**GIVEN RECORDS:**
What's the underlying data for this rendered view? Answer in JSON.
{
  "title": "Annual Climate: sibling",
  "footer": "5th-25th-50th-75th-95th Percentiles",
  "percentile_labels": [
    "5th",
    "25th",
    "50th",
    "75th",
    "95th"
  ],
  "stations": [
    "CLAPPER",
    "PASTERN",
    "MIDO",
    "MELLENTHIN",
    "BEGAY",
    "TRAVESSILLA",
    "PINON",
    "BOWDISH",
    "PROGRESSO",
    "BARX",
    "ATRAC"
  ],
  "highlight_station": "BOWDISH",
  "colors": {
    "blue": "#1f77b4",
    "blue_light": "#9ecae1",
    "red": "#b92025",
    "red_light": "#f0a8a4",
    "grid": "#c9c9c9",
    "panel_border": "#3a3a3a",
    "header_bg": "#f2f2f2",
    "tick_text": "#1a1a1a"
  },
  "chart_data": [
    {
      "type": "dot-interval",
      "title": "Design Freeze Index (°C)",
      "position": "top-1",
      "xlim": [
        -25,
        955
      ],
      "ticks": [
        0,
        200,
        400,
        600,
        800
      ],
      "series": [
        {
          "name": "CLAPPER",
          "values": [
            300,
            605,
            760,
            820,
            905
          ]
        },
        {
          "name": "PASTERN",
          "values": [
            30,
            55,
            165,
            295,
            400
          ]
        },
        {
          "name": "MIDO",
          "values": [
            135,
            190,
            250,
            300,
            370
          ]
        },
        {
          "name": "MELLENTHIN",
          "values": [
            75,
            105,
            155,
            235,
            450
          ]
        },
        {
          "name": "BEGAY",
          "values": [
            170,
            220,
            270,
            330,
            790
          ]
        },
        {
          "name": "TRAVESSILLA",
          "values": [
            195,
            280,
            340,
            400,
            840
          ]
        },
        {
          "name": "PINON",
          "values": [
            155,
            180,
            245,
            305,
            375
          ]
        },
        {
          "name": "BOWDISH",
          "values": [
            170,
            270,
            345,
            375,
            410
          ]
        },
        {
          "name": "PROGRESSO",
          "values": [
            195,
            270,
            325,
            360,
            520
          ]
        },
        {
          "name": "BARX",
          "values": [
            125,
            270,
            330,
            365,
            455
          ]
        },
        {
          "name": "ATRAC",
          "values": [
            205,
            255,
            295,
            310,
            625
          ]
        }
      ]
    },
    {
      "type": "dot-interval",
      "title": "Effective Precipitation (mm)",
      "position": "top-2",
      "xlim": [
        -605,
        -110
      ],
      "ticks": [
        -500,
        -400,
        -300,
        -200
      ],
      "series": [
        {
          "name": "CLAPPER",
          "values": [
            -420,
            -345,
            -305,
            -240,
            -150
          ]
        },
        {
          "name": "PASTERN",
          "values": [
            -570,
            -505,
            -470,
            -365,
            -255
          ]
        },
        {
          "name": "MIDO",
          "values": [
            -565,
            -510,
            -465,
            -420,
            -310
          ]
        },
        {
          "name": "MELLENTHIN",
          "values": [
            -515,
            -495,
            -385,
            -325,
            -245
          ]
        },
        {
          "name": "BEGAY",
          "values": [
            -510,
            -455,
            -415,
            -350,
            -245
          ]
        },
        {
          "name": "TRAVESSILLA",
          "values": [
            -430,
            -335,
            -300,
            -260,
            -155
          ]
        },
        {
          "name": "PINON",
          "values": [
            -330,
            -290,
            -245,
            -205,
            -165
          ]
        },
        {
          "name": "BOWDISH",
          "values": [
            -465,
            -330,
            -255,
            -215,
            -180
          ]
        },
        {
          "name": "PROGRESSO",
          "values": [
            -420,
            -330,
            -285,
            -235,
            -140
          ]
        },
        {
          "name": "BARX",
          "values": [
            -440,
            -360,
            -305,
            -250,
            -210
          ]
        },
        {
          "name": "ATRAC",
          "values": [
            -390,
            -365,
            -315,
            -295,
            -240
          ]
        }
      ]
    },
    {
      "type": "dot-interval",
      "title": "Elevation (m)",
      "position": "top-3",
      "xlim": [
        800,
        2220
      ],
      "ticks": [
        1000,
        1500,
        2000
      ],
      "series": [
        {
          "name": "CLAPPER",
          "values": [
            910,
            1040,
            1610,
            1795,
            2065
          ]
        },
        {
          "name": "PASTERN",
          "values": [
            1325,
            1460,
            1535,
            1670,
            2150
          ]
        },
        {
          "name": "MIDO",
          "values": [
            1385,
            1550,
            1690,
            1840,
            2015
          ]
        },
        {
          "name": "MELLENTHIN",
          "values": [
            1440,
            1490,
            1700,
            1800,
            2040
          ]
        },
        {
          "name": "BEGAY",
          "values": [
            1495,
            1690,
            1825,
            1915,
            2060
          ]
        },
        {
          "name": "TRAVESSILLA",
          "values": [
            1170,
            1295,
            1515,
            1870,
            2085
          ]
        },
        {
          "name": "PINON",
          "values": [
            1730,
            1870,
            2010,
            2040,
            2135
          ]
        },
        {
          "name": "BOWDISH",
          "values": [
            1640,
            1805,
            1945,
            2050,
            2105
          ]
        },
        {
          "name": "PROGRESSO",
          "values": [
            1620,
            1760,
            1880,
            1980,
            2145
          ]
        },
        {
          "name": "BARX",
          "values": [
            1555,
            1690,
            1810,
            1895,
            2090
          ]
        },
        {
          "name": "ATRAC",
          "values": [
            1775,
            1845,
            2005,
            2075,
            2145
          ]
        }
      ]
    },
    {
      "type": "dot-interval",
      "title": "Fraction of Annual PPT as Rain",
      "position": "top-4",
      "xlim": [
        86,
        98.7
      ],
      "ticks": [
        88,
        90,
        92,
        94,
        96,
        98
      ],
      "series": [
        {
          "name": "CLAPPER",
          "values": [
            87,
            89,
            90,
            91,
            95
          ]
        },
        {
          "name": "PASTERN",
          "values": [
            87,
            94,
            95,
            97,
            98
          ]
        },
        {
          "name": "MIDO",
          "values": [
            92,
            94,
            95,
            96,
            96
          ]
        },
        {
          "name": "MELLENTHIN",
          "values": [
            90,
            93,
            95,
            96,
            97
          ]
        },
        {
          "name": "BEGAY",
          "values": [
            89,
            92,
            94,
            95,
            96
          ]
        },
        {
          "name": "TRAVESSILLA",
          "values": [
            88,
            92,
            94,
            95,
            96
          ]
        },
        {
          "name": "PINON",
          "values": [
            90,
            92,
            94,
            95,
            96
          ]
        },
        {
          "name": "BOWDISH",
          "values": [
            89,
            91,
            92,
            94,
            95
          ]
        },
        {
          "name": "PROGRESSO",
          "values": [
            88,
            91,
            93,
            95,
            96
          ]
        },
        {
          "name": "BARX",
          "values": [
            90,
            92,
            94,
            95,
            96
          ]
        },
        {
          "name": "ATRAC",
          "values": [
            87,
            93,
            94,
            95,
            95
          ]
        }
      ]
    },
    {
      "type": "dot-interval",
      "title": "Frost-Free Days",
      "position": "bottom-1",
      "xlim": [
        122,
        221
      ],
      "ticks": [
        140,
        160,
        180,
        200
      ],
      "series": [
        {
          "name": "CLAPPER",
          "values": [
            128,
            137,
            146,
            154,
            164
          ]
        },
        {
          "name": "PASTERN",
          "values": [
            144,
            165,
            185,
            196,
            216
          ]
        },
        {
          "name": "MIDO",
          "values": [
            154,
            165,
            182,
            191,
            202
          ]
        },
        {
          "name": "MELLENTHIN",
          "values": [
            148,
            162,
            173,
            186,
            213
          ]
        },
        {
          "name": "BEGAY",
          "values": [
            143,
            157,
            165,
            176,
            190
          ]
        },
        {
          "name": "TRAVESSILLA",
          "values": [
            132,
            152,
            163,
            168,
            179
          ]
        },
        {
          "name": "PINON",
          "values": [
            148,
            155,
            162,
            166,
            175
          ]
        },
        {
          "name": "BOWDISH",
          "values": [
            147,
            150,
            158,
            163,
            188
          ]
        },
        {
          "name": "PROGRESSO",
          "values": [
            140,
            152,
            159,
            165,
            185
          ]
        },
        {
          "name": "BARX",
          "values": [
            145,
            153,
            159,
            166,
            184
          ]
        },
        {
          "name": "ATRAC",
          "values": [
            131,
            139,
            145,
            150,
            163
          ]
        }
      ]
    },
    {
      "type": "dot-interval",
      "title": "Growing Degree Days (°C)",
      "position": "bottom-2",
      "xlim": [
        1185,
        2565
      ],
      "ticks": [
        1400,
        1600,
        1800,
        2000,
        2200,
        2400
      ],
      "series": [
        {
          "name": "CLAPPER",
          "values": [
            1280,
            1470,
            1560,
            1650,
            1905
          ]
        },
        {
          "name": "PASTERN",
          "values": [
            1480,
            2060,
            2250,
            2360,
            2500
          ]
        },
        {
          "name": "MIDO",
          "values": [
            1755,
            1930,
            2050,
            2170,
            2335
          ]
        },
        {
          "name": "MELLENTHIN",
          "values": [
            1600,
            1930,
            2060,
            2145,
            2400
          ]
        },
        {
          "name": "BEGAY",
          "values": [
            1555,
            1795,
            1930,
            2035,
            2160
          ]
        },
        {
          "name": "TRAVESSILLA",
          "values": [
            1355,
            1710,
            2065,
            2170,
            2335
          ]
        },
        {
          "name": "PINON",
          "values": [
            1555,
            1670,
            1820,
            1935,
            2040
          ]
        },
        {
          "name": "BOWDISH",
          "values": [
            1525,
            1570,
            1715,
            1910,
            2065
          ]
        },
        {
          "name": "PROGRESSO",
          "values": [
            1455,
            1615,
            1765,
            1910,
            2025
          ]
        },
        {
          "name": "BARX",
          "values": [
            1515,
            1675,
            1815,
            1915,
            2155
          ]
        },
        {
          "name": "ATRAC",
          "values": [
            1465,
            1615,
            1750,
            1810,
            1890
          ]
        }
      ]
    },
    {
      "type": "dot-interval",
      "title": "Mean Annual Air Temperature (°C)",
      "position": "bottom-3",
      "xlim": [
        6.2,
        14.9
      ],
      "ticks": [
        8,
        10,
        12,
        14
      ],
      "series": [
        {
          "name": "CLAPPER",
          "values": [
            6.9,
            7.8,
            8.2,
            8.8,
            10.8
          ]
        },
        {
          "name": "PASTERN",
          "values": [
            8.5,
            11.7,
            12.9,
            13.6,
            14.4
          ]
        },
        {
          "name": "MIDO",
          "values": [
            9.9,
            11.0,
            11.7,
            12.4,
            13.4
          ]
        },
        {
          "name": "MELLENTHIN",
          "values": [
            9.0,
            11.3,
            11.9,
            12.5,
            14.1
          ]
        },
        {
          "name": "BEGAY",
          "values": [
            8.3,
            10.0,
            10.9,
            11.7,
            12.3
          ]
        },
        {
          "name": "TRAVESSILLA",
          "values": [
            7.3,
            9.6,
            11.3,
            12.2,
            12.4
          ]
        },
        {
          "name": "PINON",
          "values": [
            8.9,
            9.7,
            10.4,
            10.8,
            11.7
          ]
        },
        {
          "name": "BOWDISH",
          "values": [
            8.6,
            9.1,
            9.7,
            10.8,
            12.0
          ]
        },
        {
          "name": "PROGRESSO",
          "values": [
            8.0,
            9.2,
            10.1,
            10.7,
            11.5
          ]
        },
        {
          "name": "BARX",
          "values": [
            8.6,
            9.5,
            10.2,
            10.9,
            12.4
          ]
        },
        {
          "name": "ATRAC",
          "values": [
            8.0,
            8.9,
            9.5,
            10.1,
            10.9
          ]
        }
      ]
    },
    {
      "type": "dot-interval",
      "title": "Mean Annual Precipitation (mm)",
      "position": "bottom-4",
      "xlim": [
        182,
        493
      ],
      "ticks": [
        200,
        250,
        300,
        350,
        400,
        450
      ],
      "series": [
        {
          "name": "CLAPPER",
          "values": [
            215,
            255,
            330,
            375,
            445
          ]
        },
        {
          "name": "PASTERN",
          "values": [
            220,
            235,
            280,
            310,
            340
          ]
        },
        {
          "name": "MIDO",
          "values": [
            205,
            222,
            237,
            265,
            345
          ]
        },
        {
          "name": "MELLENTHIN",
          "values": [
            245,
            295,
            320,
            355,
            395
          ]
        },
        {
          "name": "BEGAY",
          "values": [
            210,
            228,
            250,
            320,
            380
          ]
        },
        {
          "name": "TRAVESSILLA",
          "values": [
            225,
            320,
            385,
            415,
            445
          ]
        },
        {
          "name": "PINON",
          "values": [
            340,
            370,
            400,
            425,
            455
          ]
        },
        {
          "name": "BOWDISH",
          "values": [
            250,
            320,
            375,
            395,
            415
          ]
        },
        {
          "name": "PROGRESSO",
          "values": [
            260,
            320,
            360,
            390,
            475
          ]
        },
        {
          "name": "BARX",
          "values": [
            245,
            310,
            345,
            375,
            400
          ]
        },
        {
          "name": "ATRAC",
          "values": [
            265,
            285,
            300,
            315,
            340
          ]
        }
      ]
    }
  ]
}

**TASK BRIEF:** Respond with nothing but the number of lines in the entries that contain the string "bottom".

**EXERCISE RESULT:** 4